### Set problem
Retype nothing but the lines running from the line that contains "Extract the structured" to the last line, both ends included, and skip every image.
## START Raw records
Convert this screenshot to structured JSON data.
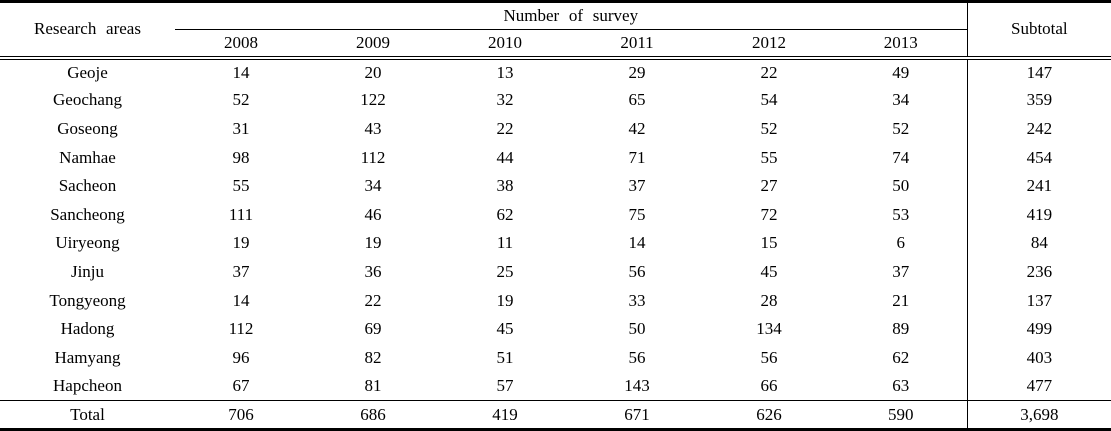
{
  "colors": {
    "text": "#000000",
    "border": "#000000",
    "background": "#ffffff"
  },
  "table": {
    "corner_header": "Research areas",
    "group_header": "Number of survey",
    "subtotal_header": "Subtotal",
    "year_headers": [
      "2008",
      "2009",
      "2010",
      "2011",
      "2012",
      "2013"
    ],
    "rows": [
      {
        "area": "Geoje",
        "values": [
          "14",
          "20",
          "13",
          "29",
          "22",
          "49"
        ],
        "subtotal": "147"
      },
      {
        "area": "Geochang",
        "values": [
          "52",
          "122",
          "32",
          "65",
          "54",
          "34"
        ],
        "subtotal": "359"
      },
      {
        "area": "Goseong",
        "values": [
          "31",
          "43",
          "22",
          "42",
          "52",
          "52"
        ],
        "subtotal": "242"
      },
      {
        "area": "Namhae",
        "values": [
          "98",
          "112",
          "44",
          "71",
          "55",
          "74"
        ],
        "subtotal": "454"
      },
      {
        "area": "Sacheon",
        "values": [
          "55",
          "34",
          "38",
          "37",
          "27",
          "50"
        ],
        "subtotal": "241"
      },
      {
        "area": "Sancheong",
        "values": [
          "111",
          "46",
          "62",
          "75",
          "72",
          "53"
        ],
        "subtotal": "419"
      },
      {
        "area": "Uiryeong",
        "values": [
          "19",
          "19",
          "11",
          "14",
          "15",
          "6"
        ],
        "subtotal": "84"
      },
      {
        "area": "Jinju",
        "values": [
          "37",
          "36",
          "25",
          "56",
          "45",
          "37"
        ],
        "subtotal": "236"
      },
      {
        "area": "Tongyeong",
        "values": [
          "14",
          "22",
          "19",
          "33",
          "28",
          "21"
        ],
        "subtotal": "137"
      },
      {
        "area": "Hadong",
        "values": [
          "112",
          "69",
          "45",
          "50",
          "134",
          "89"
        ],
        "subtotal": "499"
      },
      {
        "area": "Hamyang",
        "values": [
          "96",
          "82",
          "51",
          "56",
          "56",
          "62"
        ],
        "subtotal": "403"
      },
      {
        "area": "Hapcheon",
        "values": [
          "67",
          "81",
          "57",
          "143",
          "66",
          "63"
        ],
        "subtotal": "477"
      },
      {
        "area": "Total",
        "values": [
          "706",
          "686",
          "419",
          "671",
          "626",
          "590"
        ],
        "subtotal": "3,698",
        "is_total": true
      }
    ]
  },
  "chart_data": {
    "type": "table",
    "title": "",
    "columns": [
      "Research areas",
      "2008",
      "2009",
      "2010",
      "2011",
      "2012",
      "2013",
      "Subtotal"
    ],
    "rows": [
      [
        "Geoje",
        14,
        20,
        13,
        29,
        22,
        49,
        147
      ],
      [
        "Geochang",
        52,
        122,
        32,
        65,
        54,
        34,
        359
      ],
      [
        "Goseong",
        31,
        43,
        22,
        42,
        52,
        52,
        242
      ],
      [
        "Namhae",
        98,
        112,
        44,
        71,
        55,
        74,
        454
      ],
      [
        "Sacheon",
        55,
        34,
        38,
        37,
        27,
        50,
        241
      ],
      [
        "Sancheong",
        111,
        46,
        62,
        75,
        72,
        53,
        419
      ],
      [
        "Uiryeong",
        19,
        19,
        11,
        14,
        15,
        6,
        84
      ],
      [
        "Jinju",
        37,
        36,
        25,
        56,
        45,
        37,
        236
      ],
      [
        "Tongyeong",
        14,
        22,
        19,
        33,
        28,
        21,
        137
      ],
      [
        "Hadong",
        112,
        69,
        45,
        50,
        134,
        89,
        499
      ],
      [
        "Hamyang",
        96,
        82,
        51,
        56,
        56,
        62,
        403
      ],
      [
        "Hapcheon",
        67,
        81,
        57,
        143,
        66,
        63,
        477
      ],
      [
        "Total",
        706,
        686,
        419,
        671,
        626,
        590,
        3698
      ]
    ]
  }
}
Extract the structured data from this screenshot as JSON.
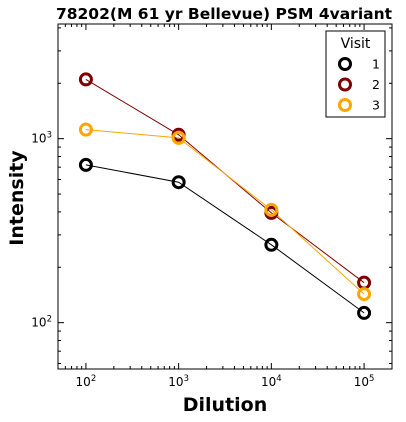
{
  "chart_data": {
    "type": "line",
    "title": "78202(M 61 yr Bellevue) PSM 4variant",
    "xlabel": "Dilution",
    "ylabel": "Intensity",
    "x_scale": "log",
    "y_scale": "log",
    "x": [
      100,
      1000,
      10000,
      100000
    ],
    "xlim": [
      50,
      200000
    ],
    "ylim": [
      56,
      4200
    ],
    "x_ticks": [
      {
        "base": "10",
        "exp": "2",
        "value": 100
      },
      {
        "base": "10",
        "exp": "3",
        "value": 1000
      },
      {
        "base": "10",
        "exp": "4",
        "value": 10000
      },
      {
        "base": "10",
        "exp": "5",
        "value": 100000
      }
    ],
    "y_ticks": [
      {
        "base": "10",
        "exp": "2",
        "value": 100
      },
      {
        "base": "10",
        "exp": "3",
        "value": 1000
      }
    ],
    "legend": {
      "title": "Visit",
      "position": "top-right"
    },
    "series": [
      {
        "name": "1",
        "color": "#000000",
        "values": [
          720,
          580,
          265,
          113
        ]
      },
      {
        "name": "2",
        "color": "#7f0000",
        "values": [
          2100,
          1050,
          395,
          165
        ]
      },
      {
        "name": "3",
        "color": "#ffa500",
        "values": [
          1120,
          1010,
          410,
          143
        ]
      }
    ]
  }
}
## END Raw records
### Solution to this exercise
Extract the structured data from this screenshot as JSON.
{
  "chart_data": {
    "type": "line",
    "title": "78202(M 61 yr Bellevue) PSM 4variant",
    "xlabel": "Dilution",
    "ylabel": "Intensity",
    "x_scale": "log",
    "y_scale": "log",
    "x": [
      100,
      1000,
      10000,
      100000
    ],
    "xlim": [
      50,
      200000
    ],
    "ylim": [
      56,
      4200
    ],
    "x_ticks": [
      {
        "base": "10",
        "exp": "2",
        "value": 100
      },
      {
        "base": "10",
        "exp": "3",
        "value": 1000
      },
      {
        "base": "10",
        "exp": "4",
        "value": 10000
      },
      {
        "base": "10",
        "exp": "5",
        "value": 100000
      }
    ],
    "y_ticks": [
      {
        "base": "10",
        "exp": "2",
        "value": 100
      },
      {
        "base": "10",
        "exp": "3",
        "value": 1000
      }
    ],
    "legend": {
      "title": "Visit",
      "position": "top-right"
    },
    "series": [
      {
        "name": "1",
        "color": "#000000",
        "values": [
          720,
          580,
          265,
          113
        ]
      },
      {
        "name": "2",
        "color": "#7f0000",
        "values": [
          2100,
          1050,
          395,
          165
        ]
      },
      {
        "name": "3",
        "color": "#ffa500",
        "values": [
          1120,
          1010,
          410,
          143
        ]
      }
    ]
  }
}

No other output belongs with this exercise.